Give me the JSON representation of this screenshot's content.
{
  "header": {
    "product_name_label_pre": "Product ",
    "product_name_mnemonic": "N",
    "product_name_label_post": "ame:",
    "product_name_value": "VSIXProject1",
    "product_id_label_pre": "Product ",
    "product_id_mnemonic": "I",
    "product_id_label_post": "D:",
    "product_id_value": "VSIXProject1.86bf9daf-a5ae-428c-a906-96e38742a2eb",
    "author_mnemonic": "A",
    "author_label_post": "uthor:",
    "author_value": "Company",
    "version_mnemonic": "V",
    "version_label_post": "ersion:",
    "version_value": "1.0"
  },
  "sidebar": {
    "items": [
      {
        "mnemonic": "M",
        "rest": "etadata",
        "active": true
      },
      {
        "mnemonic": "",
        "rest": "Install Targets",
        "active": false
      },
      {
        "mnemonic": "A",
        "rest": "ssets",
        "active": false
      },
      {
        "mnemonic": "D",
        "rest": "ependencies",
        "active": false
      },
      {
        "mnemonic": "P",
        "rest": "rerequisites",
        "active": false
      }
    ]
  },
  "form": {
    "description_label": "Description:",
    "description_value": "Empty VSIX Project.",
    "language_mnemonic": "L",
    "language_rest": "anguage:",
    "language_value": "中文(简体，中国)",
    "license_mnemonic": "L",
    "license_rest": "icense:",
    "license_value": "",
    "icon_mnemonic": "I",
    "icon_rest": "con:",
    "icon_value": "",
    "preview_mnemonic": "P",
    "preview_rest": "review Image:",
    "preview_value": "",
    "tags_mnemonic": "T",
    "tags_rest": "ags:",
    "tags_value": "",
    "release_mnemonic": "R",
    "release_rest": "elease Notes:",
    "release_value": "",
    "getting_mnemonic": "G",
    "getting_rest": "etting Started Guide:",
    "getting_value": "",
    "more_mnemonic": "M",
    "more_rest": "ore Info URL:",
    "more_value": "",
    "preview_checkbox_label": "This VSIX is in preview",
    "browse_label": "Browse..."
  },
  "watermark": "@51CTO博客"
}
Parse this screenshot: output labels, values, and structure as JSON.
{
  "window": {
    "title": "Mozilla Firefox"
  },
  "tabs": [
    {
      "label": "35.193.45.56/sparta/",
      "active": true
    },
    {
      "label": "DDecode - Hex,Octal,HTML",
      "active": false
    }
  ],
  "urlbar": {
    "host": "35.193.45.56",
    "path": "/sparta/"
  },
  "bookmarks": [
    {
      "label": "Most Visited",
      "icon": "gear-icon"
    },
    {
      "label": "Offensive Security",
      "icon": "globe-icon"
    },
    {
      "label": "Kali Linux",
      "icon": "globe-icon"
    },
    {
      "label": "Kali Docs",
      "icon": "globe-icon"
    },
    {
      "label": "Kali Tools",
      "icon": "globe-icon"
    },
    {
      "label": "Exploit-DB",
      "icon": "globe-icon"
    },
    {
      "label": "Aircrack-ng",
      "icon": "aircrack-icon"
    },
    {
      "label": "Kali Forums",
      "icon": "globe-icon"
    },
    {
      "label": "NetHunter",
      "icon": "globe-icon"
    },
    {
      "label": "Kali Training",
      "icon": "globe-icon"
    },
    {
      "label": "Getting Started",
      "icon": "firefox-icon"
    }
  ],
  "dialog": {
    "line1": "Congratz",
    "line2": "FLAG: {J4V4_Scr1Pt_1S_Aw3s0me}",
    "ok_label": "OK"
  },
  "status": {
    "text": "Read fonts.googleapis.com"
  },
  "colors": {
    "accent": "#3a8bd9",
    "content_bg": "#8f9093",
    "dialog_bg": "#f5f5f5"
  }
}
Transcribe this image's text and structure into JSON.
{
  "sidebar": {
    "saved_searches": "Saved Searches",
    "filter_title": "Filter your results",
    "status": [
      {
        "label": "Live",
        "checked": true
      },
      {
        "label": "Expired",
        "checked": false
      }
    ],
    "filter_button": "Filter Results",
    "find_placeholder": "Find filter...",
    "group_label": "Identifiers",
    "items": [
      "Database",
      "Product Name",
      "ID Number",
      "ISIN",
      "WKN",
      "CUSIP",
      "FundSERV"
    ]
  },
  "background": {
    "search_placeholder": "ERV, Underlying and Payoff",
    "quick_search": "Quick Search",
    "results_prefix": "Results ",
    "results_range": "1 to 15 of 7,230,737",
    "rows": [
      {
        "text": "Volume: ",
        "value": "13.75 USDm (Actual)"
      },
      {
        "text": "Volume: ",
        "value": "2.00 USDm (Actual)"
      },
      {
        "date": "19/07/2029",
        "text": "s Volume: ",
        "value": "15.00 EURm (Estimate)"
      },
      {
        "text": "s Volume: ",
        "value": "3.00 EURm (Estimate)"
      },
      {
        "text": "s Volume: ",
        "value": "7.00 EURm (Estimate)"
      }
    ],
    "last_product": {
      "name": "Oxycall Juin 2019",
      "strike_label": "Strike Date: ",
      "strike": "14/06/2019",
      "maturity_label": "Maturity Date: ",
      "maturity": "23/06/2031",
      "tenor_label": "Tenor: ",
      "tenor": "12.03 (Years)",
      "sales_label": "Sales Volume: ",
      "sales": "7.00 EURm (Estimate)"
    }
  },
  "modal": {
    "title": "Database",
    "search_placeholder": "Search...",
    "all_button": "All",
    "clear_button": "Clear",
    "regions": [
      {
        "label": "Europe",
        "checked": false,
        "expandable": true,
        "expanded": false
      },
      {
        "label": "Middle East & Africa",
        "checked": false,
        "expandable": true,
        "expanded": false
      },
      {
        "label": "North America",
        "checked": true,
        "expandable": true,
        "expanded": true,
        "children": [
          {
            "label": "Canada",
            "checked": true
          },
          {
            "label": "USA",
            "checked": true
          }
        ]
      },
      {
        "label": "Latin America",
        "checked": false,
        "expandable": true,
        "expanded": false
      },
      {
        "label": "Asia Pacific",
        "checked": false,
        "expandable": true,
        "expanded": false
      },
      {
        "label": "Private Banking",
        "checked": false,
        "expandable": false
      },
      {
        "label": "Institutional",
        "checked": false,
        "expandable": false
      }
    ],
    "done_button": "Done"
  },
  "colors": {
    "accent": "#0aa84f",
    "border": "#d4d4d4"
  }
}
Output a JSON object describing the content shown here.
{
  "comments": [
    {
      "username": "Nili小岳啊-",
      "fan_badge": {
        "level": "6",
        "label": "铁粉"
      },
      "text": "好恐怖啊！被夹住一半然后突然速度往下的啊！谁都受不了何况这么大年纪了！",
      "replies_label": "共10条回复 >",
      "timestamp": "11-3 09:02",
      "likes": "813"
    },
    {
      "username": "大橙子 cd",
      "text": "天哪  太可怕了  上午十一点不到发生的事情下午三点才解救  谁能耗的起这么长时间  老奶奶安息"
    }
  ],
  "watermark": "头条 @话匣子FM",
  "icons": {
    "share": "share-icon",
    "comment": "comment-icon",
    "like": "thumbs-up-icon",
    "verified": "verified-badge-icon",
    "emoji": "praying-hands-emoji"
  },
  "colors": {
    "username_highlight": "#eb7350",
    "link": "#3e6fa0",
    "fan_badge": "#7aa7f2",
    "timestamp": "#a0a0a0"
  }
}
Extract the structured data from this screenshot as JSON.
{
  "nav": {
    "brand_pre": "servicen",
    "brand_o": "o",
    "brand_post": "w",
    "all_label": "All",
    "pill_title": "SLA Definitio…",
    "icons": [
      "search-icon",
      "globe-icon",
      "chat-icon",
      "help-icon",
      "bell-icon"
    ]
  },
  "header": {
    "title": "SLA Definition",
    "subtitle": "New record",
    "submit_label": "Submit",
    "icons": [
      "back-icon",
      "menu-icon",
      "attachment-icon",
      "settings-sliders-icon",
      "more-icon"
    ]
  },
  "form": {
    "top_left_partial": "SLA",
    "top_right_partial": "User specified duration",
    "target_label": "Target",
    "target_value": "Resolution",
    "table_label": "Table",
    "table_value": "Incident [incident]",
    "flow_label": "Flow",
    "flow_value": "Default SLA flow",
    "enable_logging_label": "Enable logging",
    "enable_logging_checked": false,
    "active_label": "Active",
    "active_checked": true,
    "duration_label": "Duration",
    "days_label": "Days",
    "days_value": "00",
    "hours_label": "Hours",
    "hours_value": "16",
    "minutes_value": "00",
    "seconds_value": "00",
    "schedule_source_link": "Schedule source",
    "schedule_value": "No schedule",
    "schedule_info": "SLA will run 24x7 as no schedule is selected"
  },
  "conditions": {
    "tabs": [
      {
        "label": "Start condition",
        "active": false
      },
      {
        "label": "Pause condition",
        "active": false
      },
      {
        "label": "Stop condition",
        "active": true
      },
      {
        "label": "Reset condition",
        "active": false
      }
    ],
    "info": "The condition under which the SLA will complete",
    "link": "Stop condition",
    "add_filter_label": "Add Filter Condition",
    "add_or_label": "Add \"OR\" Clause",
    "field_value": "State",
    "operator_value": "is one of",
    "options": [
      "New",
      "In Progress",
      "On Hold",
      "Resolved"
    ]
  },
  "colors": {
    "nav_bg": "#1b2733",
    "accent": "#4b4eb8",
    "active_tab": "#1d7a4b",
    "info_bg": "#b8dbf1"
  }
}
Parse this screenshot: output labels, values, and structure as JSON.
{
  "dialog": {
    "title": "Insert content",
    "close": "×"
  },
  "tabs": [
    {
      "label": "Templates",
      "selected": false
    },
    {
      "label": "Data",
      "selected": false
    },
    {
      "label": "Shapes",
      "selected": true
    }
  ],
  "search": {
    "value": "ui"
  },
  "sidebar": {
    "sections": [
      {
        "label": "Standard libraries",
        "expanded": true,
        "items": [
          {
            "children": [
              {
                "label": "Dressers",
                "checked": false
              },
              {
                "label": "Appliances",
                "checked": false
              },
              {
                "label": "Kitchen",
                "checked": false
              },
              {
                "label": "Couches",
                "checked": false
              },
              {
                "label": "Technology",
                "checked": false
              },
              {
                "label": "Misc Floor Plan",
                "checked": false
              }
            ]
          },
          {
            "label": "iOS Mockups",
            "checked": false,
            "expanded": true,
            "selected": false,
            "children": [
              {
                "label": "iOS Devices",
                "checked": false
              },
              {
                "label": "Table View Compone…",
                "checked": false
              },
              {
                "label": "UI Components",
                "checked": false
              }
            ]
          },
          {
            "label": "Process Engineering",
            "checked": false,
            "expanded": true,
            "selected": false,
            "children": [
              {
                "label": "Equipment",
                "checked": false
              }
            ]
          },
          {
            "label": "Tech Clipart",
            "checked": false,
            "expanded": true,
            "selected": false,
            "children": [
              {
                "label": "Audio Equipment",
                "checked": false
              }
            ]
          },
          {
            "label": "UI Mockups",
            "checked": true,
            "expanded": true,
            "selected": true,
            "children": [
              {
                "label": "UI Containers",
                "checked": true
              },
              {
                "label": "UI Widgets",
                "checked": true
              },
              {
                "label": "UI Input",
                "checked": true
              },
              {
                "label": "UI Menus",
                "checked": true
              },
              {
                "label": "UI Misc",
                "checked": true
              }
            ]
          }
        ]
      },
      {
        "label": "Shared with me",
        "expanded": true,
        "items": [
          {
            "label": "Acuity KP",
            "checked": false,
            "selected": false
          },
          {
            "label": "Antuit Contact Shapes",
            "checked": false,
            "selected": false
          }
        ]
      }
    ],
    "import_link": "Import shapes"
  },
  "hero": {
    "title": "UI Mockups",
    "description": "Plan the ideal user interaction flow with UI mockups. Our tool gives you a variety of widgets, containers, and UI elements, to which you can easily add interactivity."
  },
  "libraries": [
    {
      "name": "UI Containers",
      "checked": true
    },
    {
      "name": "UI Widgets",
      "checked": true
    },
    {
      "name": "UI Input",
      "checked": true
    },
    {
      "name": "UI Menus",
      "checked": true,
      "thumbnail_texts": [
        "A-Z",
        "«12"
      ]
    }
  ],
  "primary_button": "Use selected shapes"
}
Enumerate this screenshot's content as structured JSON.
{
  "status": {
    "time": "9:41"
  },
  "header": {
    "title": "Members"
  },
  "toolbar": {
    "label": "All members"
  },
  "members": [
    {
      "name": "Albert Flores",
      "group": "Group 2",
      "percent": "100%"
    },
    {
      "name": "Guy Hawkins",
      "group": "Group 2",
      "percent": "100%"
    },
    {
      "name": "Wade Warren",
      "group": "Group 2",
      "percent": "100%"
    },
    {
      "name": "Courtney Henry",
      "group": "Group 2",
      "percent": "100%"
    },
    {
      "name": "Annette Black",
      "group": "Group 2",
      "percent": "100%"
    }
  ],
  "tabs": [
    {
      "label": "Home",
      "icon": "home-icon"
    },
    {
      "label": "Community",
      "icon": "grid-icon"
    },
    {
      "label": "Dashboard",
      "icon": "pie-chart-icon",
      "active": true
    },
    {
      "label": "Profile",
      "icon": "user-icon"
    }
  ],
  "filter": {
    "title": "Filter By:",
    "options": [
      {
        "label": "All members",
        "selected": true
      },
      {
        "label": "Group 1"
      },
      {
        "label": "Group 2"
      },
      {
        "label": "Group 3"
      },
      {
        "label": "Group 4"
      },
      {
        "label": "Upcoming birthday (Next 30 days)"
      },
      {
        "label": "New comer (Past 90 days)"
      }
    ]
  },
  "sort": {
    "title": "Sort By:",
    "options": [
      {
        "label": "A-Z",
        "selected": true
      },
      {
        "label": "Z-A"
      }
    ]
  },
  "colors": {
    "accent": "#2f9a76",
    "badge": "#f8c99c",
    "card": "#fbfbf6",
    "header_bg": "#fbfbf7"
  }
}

THE EXERCISE: Pick out the lines that contain "Plan" and copy them.

FINISHED TASK:
                "label": "Misc Floor Plan",
    "description": "Plan the ideal user interaction flow with UI mockups. Our tool gives you a variety of widgets, containers, and UI elements, to which you can easily add interactivity."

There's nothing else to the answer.